(Figure content listings)
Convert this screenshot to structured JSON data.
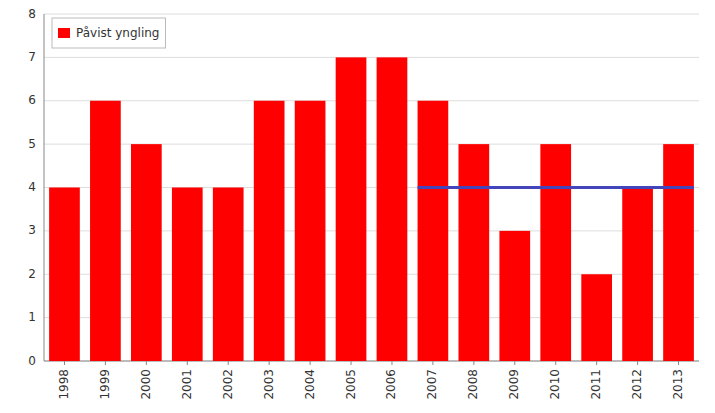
{
  "chart_data": {
    "type": "bar",
    "categories": [
      "1998",
      "1999",
      "2000",
      "2001",
      "2002",
      "2003",
      "2004",
      "2005",
      "2006",
      "2007",
      "2008",
      "2009",
      "2010",
      "2011",
      "2012",
      "2013"
    ],
    "series": [
      {
        "name": "Påvist yngling",
        "color": "#ff0000",
        "values": [
          4,
          6,
          5,
          4,
          4,
          6,
          6,
          7,
          7,
          6,
          5,
          3,
          5,
          2,
          4,
          5
        ]
      },
      {
        "type": "line",
        "color": "#4444bb",
        "values": [
          null,
          null,
          null,
          null,
          null,
          null,
          null,
          null,
          null,
          4,
          4,
          4,
          4,
          4,
          4,
          4
        ]
      }
    ],
    "ylim": [
      0,
      8
    ],
    "yticks": [
      0,
      1,
      2,
      3,
      4,
      5,
      6,
      7,
      8
    ],
    "grid": true,
    "legend": "upper left"
  }
}
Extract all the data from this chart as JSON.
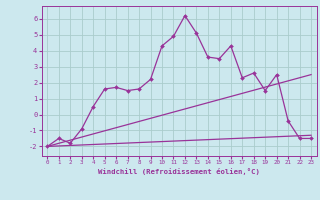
{
  "xlabel": "Windchill (Refroidissement éolien,°C)",
  "background_color": "#cce8ee",
  "grid_color": "#aacccc",
  "line_color": "#993399",
  "x_ticks": [
    0,
    1,
    2,
    3,
    4,
    5,
    6,
    7,
    8,
    9,
    10,
    11,
    12,
    13,
    14,
    15,
    16,
    17,
    18,
    19,
    20,
    21,
    22,
    23
  ],
  "yticks": [
    -2,
    -1,
    0,
    1,
    2,
    3,
    4,
    5,
    6
  ],
  "ylim": [
    -2.6,
    6.8
  ],
  "xlim": [
    -0.5,
    23.5
  ],
  "series1_x": [
    0,
    1,
    2,
    3,
    4,
    5,
    6,
    7,
    8,
    9,
    10,
    11,
    12,
    13,
    14,
    15,
    16,
    17,
    18,
    19,
    20,
    21,
    22,
    23
  ],
  "series1_y": [
    -2.0,
    -1.5,
    -1.8,
    -0.9,
    0.5,
    1.6,
    1.7,
    1.5,
    1.6,
    2.2,
    4.3,
    4.9,
    6.2,
    5.1,
    3.6,
    3.5,
    4.3,
    2.3,
    2.6,
    1.5,
    2.5,
    -0.4,
    -1.5,
    -1.5
  ],
  "series2_x": [
    0,
    23
  ],
  "series2_y": [
    -2.0,
    -1.3
  ],
  "series3_x": [
    0,
    23
  ],
  "series3_y": [
    -2.0,
    2.5
  ]
}
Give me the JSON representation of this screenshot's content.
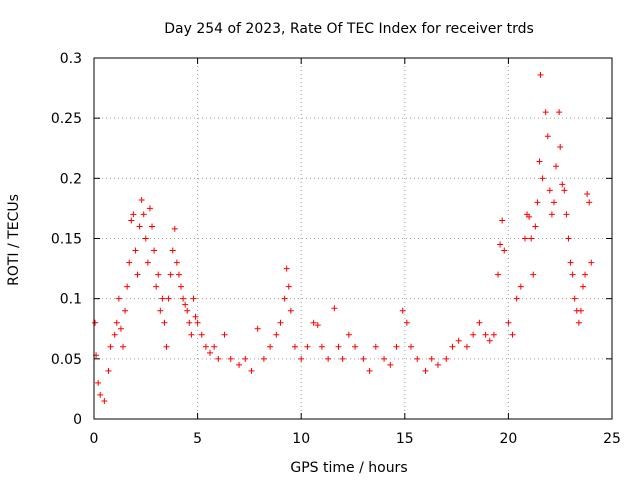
{
  "chart_data": {
    "type": "scatter",
    "title": "Day 254 of 2023, Rate Of TEC Index for receiver trds",
    "xlabel": "GPS time / hours",
    "ylabel": "ROTI / TECUs",
    "xlim": [
      0,
      25
    ],
    "ylim": [
      0,
      0.3
    ],
    "xticks": [
      0,
      5,
      10,
      15,
      20,
      25
    ],
    "xtick_labels": [
      "0",
      "5",
      "10",
      "15",
      "20",
      "25"
    ],
    "yticks": [
      0,
      0.05,
      0.1,
      0.15,
      0.2,
      0.25,
      0.3
    ],
    "ytick_labels": [
      "0",
      "0.05",
      "0.1",
      "0.15",
      "0.2",
      "0.25",
      "0.3"
    ],
    "grid": true,
    "marker": "+",
    "color": "#ff0000",
    "series": [
      {
        "name": "ROTI",
        "points": [
          [
            0.05,
            0.08
          ],
          [
            0.1,
            0.053
          ],
          [
            0.2,
            0.03
          ],
          [
            0.3,
            0.02
          ],
          [
            0.5,
            0.015
          ],
          [
            0.7,
            0.04
          ],
          [
            0.8,
            0.06
          ],
          [
            1.0,
            0.07
          ],
          [
            1.1,
            0.08
          ],
          [
            1.2,
            0.1
          ],
          [
            1.3,
            0.075
          ],
          [
            1.4,
            0.06
          ],
          [
            1.5,
            0.09
          ],
          [
            1.6,
            0.11
          ],
          [
            1.7,
            0.13
          ],
          [
            1.8,
            0.165
          ],
          [
            1.9,
            0.17
          ],
          [
            2.0,
            0.14
          ],
          [
            2.1,
            0.12
          ],
          [
            2.2,
            0.16
          ],
          [
            2.3,
            0.182
          ],
          [
            2.4,
            0.17
          ],
          [
            2.5,
            0.15
          ],
          [
            2.6,
            0.13
          ],
          [
            2.7,
            0.175
          ],
          [
            2.8,
            0.16
          ],
          [
            2.9,
            0.14
          ],
          [
            3.0,
            0.11
          ],
          [
            3.1,
            0.12
          ],
          [
            3.2,
            0.09
          ],
          [
            3.3,
            0.1
          ],
          [
            3.4,
            0.08
          ],
          [
            3.5,
            0.06
          ],
          [
            3.6,
            0.1
          ],
          [
            3.7,
            0.12
          ],
          [
            3.8,
            0.14
          ],
          [
            3.9,
            0.158
          ],
          [
            4.0,
            0.13
          ],
          [
            4.1,
            0.12
          ],
          [
            4.2,
            0.11
          ],
          [
            4.3,
            0.1
          ],
          [
            4.4,
            0.095
          ],
          [
            4.5,
            0.09
          ],
          [
            4.6,
            0.08
          ],
          [
            4.7,
            0.07
          ],
          [
            4.8,
            0.1
          ],
          [
            4.9,
            0.085
          ],
          [
            5.0,
            0.08
          ],
          [
            5.2,
            0.07
          ],
          [
            5.4,
            0.06
          ],
          [
            5.6,
            0.055
          ],
          [
            5.8,
            0.06
          ],
          [
            6.0,
            0.05
          ],
          [
            6.3,
            0.07
          ],
          [
            6.6,
            0.05
          ],
          [
            7.0,
            0.045
          ],
          [
            7.3,
            0.05
          ],
          [
            7.6,
            0.04
          ],
          [
            7.9,
            0.075
          ],
          [
            8.2,
            0.05
          ],
          [
            8.5,
            0.06
          ],
          [
            8.8,
            0.07
          ],
          [
            9.0,
            0.08
          ],
          [
            9.2,
            0.1
          ],
          [
            9.3,
            0.125
          ],
          [
            9.4,
            0.11
          ],
          [
            9.5,
            0.09
          ],
          [
            9.7,
            0.06
          ],
          [
            10.0,
            0.05
          ],
          [
            10.3,
            0.06
          ],
          [
            10.6,
            0.08
          ],
          [
            10.8,
            0.078
          ],
          [
            11.0,
            0.06
          ],
          [
            11.3,
            0.05
          ],
          [
            11.6,
            0.092
          ],
          [
            11.8,
            0.06
          ],
          [
            12.0,
            0.05
          ],
          [
            12.3,
            0.07
          ],
          [
            12.6,
            0.06
          ],
          [
            13.0,
            0.05
          ],
          [
            13.3,
            0.04
          ],
          [
            13.6,
            0.06
          ],
          [
            14.0,
            0.05
          ],
          [
            14.3,
            0.045
          ],
          [
            14.6,
            0.06
          ],
          [
            14.9,
            0.09
          ],
          [
            15.1,
            0.08
          ],
          [
            15.3,
            0.06
          ],
          [
            15.6,
            0.05
          ],
          [
            16.0,
            0.04
          ],
          [
            16.3,
            0.05
          ],
          [
            16.6,
            0.045
          ],
          [
            17.0,
            0.05
          ],
          [
            17.3,
            0.06
          ],
          [
            17.6,
            0.065
          ],
          [
            18.0,
            0.06
          ],
          [
            18.3,
            0.07
          ],
          [
            18.6,
            0.08
          ],
          [
            18.9,
            0.07
          ],
          [
            19.1,
            0.065
          ],
          [
            19.3,
            0.07
          ],
          [
            19.5,
            0.12
          ],
          [
            19.6,
            0.145
          ],
          [
            19.7,
            0.165
          ],
          [
            19.8,
            0.14
          ],
          [
            20.0,
            0.08
          ],
          [
            20.2,
            0.07
          ],
          [
            20.4,
            0.1
          ],
          [
            20.6,
            0.11
          ],
          [
            20.8,
            0.15
          ],
          [
            20.9,
            0.17
          ],
          [
            21.0,
            0.168
          ],
          [
            21.1,
            0.15
          ],
          [
            21.2,
            0.12
          ],
          [
            21.3,
            0.16
          ],
          [
            21.4,
            0.18
          ],
          [
            21.5,
            0.214
          ],
          [
            21.55,
            0.286
          ],
          [
            21.65,
            0.2
          ],
          [
            21.8,
            0.255
          ],
          [
            21.9,
            0.235
          ],
          [
            22.0,
            0.19
          ],
          [
            22.1,
            0.17
          ],
          [
            22.2,
            0.18
          ],
          [
            22.3,
            0.21
          ],
          [
            22.45,
            0.255
          ],
          [
            22.5,
            0.226
          ],
          [
            22.6,
            0.195
          ],
          [
            22.7,
            0.19
          ],
          [
            22.8,
            0.17
          ],
          [
            22.9,
            0.15
          ],
          [
            23.0,
            0.13
          ],
          [
            23.1,
            0.12
          ],
          [
            23.2,
            0.1
          ],
          [
            23.3,
            0.09
          ],
          [
            23.4,
            0.08
          ],
          [
            23.5,
            0.09
          ],
          [
            23.6,
            0.11
          ],
          [
            23.7,
            0.12
          ],
          [
            23.8,
            0.187
          ],
          [
            23.9,
            0.18
          ],
          [
            24.0,
            0.13
          ]
        ]
      }
    ]
  }
}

▸ **WORK REQUIRED**
Copy, from the material, each line that holds the string "this".

▸ **TASK SOLUTION**
Convert this screenshot to structured JSON data.
Extract all the data from this chart as JSON.
Give me the JSON representation of this screenshot's content.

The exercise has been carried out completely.